[Records]
────────────────────────────────────────
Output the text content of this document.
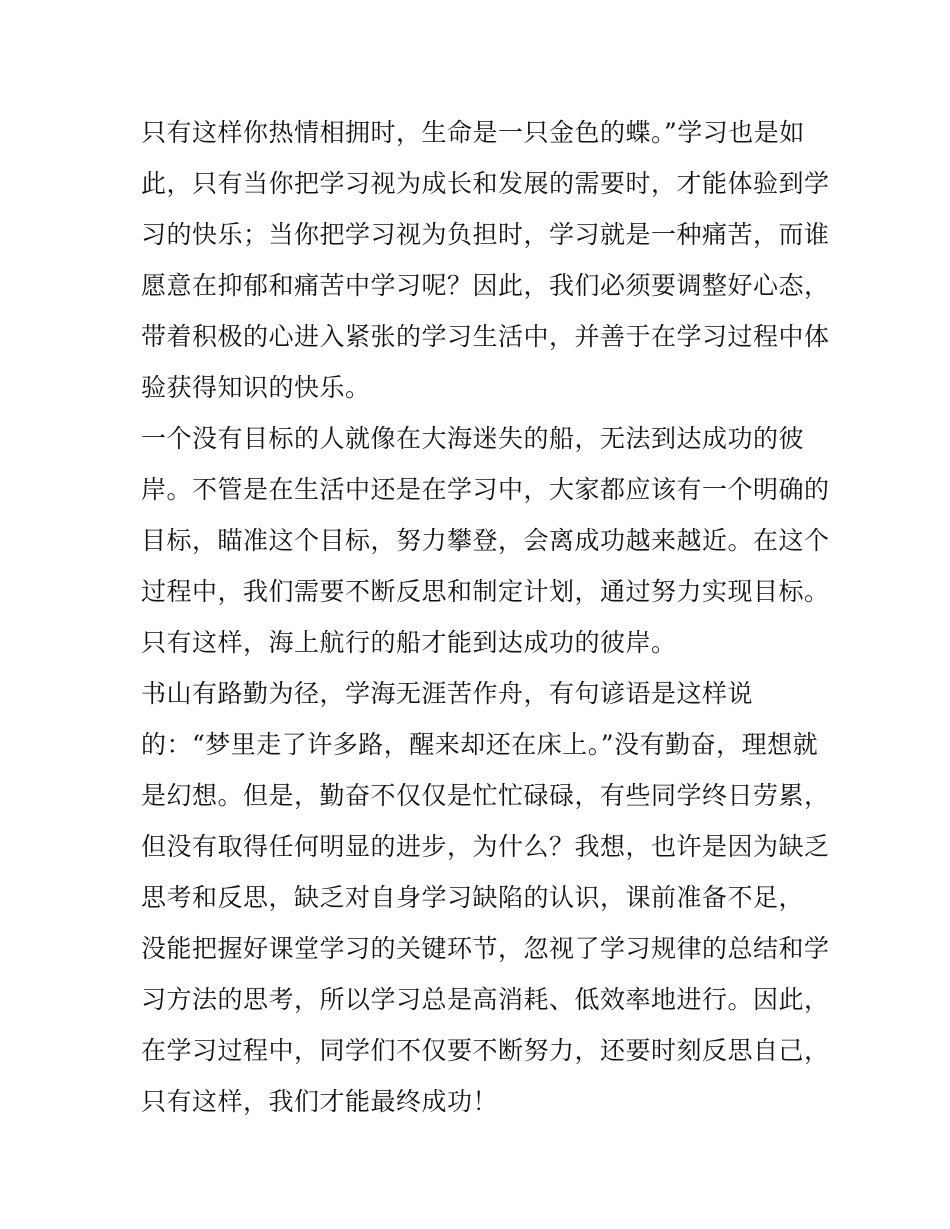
只有这样你热情相拥时，生命是一只金色的蝶。”学习也是如
此，只有当你把学习视为成长和发展的需要时，才能体验到学
习的快乐；当你把学习视为负担时，学习就是一种痛苦，而谁
愿意在抑郁和痛苦中学习呢？因此，我们必须要调整好心态，
带着积极的心进入紧张的学习生活中，并善于在学习过程中体
验获得知识的快乐。
一个没有目标的人就像在大海迷失的船，无法到达成功的彼
岸。不管是在生活中还是在学习中，大家都应该有一个明确的
目标，瞄准这个目标，努力攀登，会离成功越来越近。在这个
过程中，我们需要不断反思和制定计划，通过努力实现目标。
只有这样，海上航行的船才能到达成功的彼岸。
书山有路勤为径，学海无涯苦作舟，有句谚语是这样说
的：“梦里走了许多路，醒来却还在床上。”没有勤奋，理想就
是幻想。但是，勤奋不仅仅是忙忙碌碌，有些同学终日劳累，
但没有取得任何明显的进步，为什么？我想，也许是因为缺乏
思考和反思，缺乏对自身学习缺陷的认识，课前准备不足，
没能把握好课堂学习的关键环节，忽视了学习规律的总结和学
习方法的思考，所以学习总是高消耗、低效率地进行。因此，
在学习过程中，同学们不仅要不断努力，还要时刻反思自己，
只有这样，我们才能最终成功！
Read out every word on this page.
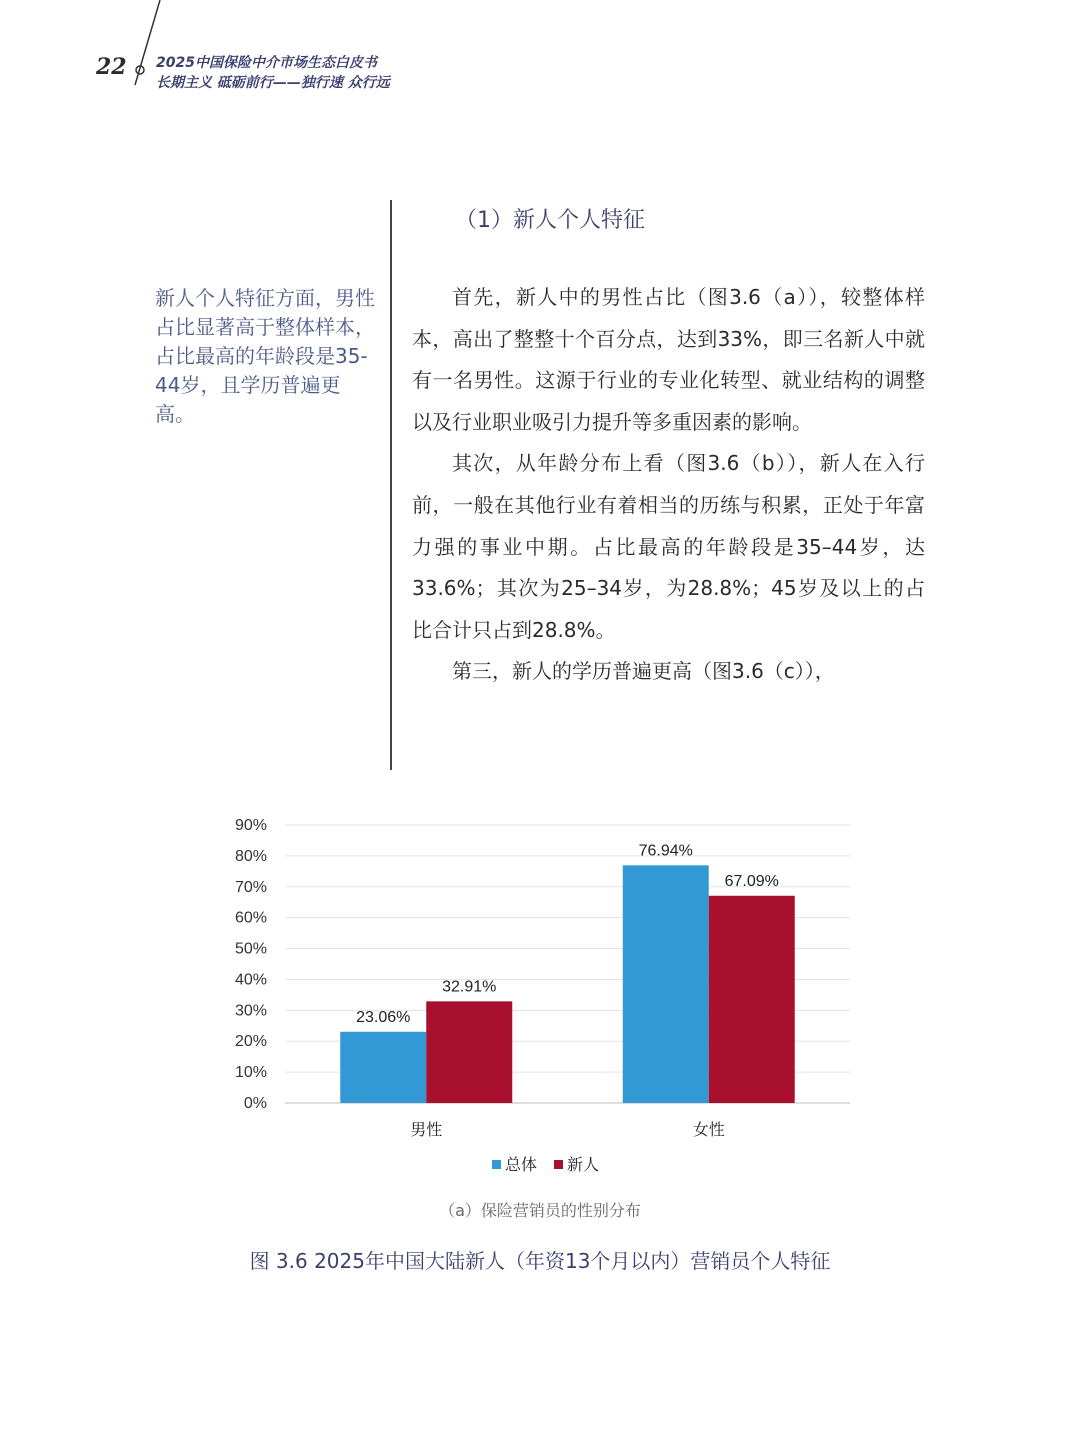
22 2025中国保险中介市场生态白皮书
长期主义 砥砺前行——独行速 众行远
（1）新人个人特征
新人个人特征方面，男性占比显著高于整体样本，占比最高的年龄段是35-44岁，且学历普遍更高。

首先，新人中的男性占比（图3.6（a）），较整体样本，高出了整整十个百分点，达到33%，即三名新人中就有一名男性。这源于行业的专业化转型、就业结构的调整以及行业职业吸引力提升等多重因素的影响。

其次，从年龄分布上看（图3.6（b）），新人在入行前，一般在其他行业有着相当的历练与积累，正处于年富力强的事业中期。占比最高的年龄段是35–44岁，达33.6%；其次为25–34岁，为28.8%；45岁及以上的占比合计只占到28.8%。

第三，新人的学历普遍更高（图3.6（c）），

0%
10%
20%
30%
40%
50%
60%
70%
80%
90%
23.06%
32.91%
男性
76.94%
67.09%
女性
总体 新人
（a）保险营销员的性别分布
图 3.6 2025年中国大陆新人（年资13个月以内）营销员个人特征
────────────────────────────────────────
• **TO DO**:
List each line of the records that holds the string "this".

• **SOLUTION TO THE EXERCISE**:
Output the text content of this document.
Read out every word on this page.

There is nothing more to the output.